Starting at the top of the items and stopping after the line that contains "label-date: Дата [794, 1294, 826, 1309]", update those lines by replacing "pixel-space" with "screen-space". Keep everything else the same.

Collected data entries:
++++++++++
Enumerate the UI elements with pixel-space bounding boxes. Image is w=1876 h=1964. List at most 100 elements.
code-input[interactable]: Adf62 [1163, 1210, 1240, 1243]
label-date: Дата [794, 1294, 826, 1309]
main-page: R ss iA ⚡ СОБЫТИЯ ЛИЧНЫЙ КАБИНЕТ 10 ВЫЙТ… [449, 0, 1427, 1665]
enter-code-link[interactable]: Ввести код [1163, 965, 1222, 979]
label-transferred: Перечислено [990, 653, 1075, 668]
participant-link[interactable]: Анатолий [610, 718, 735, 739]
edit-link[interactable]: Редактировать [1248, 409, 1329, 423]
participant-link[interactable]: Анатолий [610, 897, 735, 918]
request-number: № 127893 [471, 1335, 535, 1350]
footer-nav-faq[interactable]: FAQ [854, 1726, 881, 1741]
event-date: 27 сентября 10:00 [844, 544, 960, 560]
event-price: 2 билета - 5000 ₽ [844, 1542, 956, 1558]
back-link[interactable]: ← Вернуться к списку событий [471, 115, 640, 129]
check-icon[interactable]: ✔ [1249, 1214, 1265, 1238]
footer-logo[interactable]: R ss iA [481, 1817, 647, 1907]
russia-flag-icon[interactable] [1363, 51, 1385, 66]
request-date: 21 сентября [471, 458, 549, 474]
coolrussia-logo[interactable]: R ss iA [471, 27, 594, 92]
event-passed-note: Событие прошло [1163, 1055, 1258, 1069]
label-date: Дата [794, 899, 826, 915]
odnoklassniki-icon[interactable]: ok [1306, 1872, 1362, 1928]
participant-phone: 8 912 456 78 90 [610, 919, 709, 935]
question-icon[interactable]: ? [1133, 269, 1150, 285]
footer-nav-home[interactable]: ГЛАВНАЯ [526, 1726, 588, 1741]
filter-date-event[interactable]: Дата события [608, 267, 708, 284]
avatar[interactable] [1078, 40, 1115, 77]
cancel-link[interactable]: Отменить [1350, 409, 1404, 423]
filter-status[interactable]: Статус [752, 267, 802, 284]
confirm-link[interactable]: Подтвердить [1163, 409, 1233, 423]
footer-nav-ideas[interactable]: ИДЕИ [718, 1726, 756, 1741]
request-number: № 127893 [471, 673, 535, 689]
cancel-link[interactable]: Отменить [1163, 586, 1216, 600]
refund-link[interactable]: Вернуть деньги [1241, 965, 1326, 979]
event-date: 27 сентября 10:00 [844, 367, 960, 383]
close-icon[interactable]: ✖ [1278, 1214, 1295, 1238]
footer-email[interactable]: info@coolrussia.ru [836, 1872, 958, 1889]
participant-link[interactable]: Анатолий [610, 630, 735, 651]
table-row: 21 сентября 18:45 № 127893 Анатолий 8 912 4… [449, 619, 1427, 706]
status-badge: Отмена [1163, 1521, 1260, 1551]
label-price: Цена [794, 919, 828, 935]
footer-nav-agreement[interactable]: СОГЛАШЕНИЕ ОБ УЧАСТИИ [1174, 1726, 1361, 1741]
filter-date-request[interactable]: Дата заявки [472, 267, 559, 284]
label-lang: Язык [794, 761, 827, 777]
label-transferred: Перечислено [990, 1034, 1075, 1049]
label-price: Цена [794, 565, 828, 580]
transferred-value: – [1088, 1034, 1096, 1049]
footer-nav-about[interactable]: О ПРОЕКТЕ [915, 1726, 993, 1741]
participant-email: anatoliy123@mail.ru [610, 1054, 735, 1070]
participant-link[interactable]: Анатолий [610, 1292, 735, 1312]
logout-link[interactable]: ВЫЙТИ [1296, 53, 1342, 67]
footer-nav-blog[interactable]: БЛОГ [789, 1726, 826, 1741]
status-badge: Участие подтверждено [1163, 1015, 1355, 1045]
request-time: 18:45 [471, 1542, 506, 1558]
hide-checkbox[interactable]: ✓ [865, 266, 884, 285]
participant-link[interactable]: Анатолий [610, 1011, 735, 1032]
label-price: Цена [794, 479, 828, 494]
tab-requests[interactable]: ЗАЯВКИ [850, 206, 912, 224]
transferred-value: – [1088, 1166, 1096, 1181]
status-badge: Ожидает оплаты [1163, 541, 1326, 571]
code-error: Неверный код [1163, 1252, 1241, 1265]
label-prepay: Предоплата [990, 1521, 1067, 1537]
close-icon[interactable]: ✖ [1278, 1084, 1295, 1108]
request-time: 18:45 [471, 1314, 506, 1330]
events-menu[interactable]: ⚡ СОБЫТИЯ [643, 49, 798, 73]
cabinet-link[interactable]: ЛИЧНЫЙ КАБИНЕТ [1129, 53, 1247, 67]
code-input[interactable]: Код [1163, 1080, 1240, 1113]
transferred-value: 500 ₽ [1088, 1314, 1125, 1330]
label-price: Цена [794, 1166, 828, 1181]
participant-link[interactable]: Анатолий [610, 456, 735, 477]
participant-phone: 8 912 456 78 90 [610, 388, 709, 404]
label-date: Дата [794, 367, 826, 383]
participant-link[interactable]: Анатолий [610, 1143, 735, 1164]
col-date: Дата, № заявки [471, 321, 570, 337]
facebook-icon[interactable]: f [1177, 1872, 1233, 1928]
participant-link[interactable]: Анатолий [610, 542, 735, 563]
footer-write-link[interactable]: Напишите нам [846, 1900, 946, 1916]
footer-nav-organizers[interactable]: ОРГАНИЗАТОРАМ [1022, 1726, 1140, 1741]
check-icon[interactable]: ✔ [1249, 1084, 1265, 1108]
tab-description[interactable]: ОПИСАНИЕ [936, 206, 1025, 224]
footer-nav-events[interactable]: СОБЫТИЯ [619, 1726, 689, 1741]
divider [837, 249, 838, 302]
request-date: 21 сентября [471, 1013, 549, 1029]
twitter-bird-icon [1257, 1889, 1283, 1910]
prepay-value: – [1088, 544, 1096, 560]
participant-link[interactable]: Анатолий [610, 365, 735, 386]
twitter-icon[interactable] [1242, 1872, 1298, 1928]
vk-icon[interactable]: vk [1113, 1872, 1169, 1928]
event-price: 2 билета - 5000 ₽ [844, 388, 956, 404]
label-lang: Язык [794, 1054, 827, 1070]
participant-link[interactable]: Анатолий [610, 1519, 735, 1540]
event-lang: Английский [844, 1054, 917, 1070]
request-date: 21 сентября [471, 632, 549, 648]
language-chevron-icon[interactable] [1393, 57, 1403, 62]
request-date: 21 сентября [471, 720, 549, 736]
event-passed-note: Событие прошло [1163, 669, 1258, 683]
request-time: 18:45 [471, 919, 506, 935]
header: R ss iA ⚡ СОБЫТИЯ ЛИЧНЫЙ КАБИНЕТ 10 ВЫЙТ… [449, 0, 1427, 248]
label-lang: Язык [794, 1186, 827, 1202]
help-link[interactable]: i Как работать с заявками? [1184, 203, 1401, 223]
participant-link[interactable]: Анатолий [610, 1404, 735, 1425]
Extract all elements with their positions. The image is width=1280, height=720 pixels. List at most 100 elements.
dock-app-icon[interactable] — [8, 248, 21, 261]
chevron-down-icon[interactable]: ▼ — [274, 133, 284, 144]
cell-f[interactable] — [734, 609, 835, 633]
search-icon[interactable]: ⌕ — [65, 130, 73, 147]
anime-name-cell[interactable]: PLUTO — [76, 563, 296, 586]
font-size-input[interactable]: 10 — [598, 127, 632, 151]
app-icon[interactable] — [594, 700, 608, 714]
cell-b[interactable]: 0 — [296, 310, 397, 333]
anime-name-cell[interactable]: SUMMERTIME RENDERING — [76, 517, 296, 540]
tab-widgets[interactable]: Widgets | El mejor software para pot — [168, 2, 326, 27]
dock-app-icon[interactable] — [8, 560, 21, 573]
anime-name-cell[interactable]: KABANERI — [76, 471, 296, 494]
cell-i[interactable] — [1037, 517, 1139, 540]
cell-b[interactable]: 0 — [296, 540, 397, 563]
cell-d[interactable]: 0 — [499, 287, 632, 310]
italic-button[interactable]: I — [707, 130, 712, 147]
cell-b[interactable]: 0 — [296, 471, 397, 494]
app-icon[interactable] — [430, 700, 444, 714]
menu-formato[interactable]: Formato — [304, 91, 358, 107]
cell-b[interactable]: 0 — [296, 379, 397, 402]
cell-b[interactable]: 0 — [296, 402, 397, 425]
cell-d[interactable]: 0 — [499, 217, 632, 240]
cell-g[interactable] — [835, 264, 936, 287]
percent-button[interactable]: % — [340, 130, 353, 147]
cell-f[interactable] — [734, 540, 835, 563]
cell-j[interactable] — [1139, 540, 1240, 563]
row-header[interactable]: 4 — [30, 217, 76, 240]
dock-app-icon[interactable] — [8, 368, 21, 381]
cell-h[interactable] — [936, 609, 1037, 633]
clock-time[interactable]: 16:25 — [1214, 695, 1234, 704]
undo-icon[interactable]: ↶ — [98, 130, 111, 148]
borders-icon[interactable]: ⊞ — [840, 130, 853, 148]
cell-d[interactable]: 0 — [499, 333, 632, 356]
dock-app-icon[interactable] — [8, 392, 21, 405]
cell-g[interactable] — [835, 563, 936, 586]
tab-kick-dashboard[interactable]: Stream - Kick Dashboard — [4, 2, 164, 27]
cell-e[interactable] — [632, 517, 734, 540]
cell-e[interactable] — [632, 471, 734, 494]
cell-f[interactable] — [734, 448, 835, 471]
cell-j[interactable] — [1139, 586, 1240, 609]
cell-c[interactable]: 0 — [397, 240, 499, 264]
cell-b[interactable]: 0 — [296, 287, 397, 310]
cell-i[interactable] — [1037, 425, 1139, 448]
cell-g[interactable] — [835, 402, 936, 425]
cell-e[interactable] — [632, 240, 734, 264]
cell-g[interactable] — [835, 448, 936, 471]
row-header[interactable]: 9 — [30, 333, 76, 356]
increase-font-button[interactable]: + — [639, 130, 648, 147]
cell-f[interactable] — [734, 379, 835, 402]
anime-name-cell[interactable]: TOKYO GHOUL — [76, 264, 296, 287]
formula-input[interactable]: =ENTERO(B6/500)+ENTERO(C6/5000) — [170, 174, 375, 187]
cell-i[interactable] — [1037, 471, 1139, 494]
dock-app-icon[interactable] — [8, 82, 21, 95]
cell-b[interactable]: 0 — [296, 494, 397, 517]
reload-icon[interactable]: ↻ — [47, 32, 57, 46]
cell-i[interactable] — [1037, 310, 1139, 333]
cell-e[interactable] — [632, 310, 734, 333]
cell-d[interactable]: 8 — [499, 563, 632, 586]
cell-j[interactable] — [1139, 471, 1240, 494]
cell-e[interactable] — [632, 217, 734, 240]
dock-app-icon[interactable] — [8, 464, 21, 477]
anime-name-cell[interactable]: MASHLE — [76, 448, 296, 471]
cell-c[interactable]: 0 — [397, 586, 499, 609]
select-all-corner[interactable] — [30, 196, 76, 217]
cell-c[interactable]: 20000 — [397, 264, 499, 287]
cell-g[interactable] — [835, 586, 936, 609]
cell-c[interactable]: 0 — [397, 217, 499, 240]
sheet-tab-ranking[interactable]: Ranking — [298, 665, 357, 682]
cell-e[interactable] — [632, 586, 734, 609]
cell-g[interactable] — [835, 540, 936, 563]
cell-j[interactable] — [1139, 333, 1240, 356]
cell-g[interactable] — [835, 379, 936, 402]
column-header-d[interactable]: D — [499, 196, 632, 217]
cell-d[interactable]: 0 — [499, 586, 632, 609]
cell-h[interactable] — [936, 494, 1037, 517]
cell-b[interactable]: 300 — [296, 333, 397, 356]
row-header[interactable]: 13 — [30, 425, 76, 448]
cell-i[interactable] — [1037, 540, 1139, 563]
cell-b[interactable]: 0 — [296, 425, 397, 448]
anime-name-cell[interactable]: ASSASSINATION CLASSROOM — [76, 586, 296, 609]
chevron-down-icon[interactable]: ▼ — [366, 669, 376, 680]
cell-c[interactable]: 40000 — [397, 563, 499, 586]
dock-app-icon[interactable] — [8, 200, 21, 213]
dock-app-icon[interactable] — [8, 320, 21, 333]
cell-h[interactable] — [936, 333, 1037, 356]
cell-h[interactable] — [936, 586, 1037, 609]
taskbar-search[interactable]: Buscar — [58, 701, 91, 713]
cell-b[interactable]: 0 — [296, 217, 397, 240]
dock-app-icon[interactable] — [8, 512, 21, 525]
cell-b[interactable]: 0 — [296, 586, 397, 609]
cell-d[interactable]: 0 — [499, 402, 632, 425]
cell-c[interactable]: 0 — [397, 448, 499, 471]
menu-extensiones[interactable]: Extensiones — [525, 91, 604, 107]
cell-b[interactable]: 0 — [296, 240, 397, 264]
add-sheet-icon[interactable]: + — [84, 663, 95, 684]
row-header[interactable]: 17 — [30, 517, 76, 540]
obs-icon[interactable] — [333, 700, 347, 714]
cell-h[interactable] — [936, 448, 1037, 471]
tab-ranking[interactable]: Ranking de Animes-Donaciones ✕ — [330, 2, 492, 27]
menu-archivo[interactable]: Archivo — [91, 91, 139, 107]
++++++++++
Answer to this task:
Enumerate the UI elements with screen-space bounding boxes. Image is w=1876 h=1964. List at most 100 elements.
code-input[interactable]: Adf62 [1163, 1210, 1240, 1243]
label-date: Дата [794, 1294, 826, 1309]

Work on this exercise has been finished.